### Given problem
Sort through the entries below and pull out lines containing the word "stopami".

### Recorded information
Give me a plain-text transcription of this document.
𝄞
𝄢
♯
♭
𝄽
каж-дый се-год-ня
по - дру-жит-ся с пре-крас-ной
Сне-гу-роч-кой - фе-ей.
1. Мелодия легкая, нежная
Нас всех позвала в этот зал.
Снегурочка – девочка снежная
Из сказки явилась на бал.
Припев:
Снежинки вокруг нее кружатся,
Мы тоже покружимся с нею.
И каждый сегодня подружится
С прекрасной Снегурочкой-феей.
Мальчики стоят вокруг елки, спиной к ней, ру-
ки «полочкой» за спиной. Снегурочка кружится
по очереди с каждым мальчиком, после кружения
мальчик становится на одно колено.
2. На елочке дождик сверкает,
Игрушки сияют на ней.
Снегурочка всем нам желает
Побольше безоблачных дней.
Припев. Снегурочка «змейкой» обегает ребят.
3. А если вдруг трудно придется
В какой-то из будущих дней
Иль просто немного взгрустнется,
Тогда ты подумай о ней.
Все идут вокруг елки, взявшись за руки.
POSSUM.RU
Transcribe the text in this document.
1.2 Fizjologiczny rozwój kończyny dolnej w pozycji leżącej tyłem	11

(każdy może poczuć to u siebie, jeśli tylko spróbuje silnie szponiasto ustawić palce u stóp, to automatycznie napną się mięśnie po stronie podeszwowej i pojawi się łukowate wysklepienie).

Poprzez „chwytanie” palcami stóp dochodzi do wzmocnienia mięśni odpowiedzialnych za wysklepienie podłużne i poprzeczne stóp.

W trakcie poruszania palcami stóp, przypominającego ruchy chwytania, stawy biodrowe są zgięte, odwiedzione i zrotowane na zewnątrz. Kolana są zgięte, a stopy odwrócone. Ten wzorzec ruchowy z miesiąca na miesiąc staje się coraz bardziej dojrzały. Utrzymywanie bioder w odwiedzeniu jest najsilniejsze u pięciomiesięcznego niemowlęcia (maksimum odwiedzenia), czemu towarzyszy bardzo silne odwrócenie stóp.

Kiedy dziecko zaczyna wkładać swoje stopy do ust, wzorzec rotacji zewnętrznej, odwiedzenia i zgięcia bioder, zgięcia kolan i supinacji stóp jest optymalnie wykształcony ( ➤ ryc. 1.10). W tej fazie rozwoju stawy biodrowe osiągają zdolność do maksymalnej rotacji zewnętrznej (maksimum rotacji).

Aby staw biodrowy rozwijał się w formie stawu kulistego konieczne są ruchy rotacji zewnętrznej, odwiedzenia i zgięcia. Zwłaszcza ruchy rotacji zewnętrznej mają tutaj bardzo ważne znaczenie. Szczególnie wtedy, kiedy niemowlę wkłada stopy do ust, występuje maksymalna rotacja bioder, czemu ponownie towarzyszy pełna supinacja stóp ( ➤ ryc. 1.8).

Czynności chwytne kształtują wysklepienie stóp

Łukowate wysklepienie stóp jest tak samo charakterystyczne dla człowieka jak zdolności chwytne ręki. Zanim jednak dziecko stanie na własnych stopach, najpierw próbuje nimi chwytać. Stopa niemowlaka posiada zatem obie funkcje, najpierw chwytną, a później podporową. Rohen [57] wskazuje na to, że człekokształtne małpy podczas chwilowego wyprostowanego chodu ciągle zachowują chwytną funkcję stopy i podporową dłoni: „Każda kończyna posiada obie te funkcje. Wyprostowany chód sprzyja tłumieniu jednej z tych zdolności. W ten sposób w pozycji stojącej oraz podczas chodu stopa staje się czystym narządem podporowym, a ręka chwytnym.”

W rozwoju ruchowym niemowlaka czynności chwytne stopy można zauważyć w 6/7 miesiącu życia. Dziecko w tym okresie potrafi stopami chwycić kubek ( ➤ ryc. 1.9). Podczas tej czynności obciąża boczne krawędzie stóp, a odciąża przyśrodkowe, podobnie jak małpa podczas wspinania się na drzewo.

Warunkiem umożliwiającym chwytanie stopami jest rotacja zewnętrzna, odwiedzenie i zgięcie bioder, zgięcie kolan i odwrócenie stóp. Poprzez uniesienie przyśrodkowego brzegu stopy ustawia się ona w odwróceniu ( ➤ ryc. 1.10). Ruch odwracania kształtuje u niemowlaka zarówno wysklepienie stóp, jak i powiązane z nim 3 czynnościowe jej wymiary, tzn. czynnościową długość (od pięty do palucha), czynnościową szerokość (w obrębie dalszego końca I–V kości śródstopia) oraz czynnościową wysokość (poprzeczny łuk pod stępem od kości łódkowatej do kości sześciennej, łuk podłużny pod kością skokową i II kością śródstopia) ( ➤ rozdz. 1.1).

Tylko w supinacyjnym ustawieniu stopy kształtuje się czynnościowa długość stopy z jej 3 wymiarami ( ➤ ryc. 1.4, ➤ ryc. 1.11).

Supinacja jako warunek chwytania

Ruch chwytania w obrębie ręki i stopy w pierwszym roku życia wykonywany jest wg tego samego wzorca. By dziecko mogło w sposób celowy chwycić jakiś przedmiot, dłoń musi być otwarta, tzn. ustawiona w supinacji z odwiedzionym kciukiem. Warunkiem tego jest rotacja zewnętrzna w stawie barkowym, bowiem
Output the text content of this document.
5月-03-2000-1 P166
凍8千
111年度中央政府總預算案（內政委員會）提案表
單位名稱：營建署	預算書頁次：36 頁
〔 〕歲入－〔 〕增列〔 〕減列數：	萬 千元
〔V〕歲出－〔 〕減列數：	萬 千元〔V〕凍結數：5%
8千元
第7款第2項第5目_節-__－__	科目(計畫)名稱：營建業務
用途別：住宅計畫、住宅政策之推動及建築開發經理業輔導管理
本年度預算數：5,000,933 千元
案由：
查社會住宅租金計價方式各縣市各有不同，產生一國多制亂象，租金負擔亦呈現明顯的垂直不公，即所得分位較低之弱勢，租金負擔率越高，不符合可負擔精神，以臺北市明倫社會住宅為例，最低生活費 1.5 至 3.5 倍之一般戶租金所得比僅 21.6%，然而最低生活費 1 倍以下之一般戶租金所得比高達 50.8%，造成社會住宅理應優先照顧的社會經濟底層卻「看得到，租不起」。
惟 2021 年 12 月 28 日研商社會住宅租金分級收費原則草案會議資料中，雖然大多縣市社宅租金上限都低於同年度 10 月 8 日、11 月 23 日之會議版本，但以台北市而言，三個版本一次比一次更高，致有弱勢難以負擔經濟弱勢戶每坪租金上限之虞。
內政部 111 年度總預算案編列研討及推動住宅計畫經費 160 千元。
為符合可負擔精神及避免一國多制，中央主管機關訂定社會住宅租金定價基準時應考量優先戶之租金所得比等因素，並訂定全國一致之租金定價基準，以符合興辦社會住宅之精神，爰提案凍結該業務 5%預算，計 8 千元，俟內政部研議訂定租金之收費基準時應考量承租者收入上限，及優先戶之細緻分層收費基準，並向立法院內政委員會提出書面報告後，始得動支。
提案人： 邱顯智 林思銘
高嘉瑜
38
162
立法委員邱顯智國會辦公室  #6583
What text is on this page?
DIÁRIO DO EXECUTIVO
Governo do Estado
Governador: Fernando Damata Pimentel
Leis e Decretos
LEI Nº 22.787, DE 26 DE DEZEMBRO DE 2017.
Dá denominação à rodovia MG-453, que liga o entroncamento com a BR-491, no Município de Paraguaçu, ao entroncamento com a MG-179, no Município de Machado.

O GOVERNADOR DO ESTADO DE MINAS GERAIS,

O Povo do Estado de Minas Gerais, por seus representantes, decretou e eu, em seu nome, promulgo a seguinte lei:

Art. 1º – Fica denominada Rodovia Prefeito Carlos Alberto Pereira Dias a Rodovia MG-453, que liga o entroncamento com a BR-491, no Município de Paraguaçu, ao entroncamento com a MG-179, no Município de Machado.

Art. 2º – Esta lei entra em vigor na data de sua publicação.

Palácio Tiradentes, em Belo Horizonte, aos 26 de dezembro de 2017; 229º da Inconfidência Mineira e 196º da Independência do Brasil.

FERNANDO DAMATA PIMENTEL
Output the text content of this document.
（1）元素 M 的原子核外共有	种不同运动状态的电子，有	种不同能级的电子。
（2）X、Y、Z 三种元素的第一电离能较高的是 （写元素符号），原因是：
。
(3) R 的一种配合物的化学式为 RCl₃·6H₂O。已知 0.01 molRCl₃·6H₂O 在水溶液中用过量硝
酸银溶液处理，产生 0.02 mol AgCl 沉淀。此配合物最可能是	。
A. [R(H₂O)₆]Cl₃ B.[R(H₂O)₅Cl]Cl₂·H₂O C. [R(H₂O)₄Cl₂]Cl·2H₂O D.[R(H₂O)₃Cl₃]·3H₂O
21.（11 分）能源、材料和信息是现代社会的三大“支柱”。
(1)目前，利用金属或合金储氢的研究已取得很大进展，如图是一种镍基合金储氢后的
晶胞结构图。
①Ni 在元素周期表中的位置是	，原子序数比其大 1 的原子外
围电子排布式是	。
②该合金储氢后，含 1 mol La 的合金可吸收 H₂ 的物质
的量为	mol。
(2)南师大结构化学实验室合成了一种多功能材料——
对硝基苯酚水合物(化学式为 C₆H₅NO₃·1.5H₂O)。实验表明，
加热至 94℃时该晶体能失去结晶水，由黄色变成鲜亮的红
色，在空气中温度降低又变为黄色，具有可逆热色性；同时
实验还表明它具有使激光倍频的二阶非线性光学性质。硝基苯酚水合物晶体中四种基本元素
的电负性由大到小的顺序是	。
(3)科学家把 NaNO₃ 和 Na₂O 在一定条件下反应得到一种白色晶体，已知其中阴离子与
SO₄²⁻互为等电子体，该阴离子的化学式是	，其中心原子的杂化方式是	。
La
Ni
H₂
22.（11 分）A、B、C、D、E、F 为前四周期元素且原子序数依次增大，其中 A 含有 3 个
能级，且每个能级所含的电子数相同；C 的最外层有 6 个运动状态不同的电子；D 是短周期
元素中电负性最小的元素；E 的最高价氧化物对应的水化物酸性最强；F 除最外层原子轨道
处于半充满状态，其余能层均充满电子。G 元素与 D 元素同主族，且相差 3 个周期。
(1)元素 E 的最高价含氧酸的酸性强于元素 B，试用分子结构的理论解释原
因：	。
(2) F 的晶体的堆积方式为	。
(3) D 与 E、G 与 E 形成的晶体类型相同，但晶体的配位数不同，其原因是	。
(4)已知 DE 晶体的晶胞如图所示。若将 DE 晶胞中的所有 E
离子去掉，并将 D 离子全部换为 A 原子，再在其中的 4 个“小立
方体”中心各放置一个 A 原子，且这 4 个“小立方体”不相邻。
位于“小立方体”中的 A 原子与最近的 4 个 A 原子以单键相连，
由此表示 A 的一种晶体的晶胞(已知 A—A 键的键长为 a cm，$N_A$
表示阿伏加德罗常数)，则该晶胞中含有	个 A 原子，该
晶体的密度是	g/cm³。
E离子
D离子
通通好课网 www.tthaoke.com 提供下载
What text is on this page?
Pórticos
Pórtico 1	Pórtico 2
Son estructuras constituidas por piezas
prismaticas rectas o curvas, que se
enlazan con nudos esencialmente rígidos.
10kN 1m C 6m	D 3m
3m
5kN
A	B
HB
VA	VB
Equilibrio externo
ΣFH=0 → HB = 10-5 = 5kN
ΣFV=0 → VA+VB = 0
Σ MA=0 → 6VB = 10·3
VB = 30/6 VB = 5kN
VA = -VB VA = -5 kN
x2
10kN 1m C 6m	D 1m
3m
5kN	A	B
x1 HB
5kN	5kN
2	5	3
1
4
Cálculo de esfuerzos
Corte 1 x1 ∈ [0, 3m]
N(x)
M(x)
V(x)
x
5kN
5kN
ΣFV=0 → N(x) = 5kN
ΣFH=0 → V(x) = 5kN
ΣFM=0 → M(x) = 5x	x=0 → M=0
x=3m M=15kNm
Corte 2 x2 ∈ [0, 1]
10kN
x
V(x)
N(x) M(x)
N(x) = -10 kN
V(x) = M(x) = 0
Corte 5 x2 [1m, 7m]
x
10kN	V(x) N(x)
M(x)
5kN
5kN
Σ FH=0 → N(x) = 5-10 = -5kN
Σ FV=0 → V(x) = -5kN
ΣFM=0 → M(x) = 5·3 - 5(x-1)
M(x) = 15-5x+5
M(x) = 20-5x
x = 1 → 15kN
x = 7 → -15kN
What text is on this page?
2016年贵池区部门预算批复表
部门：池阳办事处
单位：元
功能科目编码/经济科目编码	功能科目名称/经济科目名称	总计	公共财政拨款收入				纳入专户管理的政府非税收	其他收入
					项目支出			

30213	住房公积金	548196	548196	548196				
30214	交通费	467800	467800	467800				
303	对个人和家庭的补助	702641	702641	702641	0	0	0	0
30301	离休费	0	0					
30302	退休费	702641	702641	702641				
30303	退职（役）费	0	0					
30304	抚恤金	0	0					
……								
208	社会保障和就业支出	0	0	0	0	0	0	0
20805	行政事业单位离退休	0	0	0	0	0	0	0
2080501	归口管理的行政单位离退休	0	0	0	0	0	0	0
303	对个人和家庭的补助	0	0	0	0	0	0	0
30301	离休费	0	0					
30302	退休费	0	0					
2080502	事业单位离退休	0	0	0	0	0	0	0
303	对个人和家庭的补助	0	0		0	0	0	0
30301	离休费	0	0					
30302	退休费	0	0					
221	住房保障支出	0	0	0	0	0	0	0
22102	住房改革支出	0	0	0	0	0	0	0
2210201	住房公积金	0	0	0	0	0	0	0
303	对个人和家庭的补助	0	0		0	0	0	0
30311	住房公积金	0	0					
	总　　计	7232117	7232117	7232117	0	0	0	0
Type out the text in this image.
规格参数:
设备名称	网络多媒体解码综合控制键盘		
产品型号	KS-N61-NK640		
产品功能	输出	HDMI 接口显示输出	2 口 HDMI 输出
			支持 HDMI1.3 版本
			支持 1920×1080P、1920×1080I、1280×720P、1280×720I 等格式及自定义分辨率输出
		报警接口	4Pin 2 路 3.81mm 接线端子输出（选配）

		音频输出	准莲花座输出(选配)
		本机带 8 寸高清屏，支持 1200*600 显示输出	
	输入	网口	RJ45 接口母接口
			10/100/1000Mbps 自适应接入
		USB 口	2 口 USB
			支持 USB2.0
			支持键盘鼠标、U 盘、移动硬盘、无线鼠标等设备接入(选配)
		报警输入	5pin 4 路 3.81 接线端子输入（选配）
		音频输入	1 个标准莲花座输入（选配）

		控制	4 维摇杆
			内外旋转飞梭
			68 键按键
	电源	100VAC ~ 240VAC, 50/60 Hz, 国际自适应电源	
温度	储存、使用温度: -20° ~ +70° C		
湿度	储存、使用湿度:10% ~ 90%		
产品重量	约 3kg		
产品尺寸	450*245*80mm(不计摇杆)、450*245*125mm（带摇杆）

### Completed exercise
W rozwoju ruchowym niemowlaka czynności chwytne stopy można zauważyć w 6/7 miesiącu życia. Dziecko w tym okresie potrafi stopami chwycić kubek ( ➤ ryc. 1.9). Podczas tej czynności obciąża boczne krawędzie stóp, a odciąża przyśrodkowe, podobnie jak małpa podczas wspinania się na drzewo.
Warunkiem umożliwiającym chwytanie stopami jest rotacja zewnętrzna, odwiedzenie i zgięcie bioder, zgięcie kolan i odwrócenie stóp. Poprzez uniesienie przyśrodkowego brzegu stopy ustawia się ona w odwróceniu ( ➤ ryc. 1.10). Ruch odwracania kształtuje u niemowlaka zarówno wysklepienie stóp, jak i powiązane z nim 3 czynnościowe jej wymiary, tzn. czynnościową długość (od pięty do palucha), czynnościową szerokość (w obrębie dalszego końca I–V kości śródstopia) oraz czynnościową wysokość (poprzeczny łuk pod stępem od kości łódkowatej do kości sześciennej, łuk podłużny pod kością skokową i II kością śródstopia) ( ➤ rozdz. 1.1).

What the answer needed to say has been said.